Write out the listing exactly as it is given.

Supplied entries:
§
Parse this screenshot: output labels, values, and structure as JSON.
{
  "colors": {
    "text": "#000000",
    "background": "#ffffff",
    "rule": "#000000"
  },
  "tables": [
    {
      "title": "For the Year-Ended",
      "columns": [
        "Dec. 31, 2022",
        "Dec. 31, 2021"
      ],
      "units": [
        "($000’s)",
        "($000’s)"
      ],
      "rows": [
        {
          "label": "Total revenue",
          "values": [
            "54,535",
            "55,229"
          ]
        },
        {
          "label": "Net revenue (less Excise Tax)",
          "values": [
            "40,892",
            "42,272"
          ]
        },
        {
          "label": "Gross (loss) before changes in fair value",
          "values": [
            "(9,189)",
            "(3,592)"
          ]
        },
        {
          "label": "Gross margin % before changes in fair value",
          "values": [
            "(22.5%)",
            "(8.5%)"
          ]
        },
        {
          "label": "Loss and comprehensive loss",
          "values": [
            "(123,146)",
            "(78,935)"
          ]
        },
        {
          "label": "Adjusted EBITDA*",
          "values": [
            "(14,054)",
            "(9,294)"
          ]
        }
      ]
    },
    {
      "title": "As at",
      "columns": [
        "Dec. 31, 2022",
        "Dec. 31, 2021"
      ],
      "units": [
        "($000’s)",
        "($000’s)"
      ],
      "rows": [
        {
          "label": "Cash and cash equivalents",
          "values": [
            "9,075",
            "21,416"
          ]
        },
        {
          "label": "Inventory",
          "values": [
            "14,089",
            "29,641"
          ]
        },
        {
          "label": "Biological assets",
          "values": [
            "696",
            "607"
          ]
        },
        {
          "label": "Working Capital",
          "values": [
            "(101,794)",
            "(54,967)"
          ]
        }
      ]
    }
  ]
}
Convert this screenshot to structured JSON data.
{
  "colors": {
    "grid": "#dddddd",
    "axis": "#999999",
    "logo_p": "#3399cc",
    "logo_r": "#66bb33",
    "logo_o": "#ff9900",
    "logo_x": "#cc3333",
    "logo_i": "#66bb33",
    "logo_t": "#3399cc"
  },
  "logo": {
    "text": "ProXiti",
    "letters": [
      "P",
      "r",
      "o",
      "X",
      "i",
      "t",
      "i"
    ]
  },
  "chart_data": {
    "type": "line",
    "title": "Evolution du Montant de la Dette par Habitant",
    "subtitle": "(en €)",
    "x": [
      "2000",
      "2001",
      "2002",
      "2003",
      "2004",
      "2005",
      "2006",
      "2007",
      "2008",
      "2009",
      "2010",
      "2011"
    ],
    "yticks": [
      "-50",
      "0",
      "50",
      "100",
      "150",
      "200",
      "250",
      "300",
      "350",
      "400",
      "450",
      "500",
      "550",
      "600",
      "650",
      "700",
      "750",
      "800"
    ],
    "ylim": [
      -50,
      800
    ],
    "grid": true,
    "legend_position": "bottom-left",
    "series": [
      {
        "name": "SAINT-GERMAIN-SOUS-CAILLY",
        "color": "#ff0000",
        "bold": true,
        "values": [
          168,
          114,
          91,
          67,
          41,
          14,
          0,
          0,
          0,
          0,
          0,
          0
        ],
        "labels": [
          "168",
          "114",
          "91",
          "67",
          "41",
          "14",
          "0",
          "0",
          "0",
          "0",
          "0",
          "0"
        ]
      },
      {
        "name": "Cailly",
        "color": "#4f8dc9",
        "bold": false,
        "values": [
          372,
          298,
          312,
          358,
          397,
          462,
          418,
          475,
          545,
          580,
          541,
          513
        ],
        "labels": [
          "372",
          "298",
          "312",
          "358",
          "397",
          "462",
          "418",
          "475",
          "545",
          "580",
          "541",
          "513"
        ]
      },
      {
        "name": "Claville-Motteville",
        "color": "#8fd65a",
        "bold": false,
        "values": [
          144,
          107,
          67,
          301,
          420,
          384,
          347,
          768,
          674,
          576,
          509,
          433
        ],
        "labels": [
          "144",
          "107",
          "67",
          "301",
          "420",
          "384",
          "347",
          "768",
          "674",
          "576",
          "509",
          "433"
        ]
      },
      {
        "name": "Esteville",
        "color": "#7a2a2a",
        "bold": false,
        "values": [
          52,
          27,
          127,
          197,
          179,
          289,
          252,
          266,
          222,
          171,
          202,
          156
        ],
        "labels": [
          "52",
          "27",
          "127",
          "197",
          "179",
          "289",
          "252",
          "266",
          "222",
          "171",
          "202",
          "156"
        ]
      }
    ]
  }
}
§
Right answer:
Parse this screenshot: output labels, values, and structure as JSON.
{
  "colors": {
    "text": "#000000",
    "background": "#ffffff",
    "rule": "#000000"
  },
  "tables": [
    {
      "title": "For the Year-Ended",
      "columns": [
        "Dec. 31, 2022",
        "Dec. 31, 2021"
      ],
      "units": [
        "($000’s)",
        "($000’s)"
      ],
      "rows": [
        {
          "label": "Total revenue",
          "values": [
            "54,535",
            "55,229"
          ]
        },
        {
          "label": "Net revenue (less Excise Tax)",
          "values": [
            "40,892",
            "42,272"
          ]
        },
        {
          "label": "Gross (loss) before changes in fair value",
          "values": [
            "(9,189)",
            "(3,592)"
          ]
        },
        {
          "label": "Gross margin % before changes in fair value",
          "values": [
            "(22.5%)",
            "(8.5%)"
          ]
        },
        {
          "label": "Loss and comprehensive loss",
          "values": [
            "(123,146)",
            "(78,935)"
          ]
        },
        {
          "label": "Adjusted EBITDA*",
          "values": [
            "(14,054)",
            "(9,294)"
          ]
        }
      ]
    },
    {
      "title": "As at",
      "columns": [
        "Dec. 31, 2022",
        "Dec. 31, 2021"
      ],
      "units": [
        "($000’s)",
        "($000’s)"
      ],
      "rows": [
        {
          "label": "Cash and cash equivalents",
          "values": [
            "9,075",
            "21,416"
          ]
        },
        {
          "label": "Inventory",
          "values": [
            "14,089",
            "29,641"
          ]
        },
        {
          "label": "Biological assets",
          "values": [
            "696",
            "607"
          ]
        },
        {
          "label": "Working Capital",
          "values": [
            "(101,794)",
            "(54,967)"
          ]
        }
      ]
    }
  ]
}
Convert this screenshot to structured JSON data.
{
  "colors": {
    "grid": "#dddddd",
    "axis": "#999999",
    "logo_p": "#3399cc",
    "logo_r": "#66bb33",
    "logo_o": "#ff9900",
    "logo_x": "#cc3333",
    "logo_i": "#66bb33",
    "logo_t": "#3399cc"
  },
  "logo": {
    "text": "ProXiti",
    "letters": [
      "P",
      "r",
      "o",
      "X",
      "i",
      "t",
      "i"
    ]
  },
  "chart_data": {
    "type": "line",
    "title": "Evolution du Montant de la Dette par Habitant",
    "subtitle": "(en €)",
    "x": [
      "2000",
      "2001",
      "2002",
      "2003",
      "2004",
      "2005",
      "2006",
      "2007",
      "2008",
      "2009",
      "2010",
      "2011"
    ],
    "yticks": [
      "-50",
      "0",
      "50",
      "100",
      "150",
      "200",
      "250",
      "300",
      "350",
      "400",
      "450",
      "500",
      "550",
      "600",
      "650",
      "700",
      "750",
      "800"
    ],
    "ylim": [
      -50,
      800
    ],
    "grid": true,
    "legend_position": "bottom-left",
    "series": [
      {
        "name": "SAINT-GERMAIN-SOUS-CAILLY",
        "color": "#ff0000",
        "bold": true,
        "values": [
          168,
          114,
          91,
          67,
          41,
          14,
          0,
          0,
          0,
          0,
          0,
          0
        ],
        "labels": [
          "168",
          "114",
          "91",
          "67",
          "41",
          "14",
          "0",
          "0",
          "0",
          "0",
          "0",
          "0"
        ]
      },
      {
        "name": "Cailly",
        "color": "#4f8dc9",
        "bold": false,
        "values": [
          372,
          298,
          312,
          358,
          397,
          462,
          418,
          475,
          545,
          580,
          541,
          513
        ],
        "labels": [
          "372",
          "298",
          "312",
          "358",
          "397",
          "462",
          "418",
          "475",
          "545",
          "580",
          "541",
          "513"
        ]
      },
      {
        "name": "Claville-Motteville",
        "color": "#8fd65a",
        "bold": false,
        "values": [
          144,
          107,
          67,
          301,
          420,
          384,
          347,
          768,
          674,
          576,
          509,
          433
        ],
        "labels": [
          "144",
          "107",
          "67",
          "301",
          "420",
          "384",
          "347",
          "768",
          "674",
          "576",
          "509",
          "433"
        ]
      },
      {
        "name": "Esteville",
        "color": "#7a2a2a",
        "bold": false,
        "values": [
          52,
          27,
          127,
          197,
          179,
          289,
          252,
          266,
          222,
          171,
          202,
          156
        ],
        "labels": [
          "52",
          "27",
          "127",
          "197",
          "179",
          "289",
          "252",
          "266",
          "222",
          "171",
          "202",
          "156"
        ]
      }
    ]
  }
}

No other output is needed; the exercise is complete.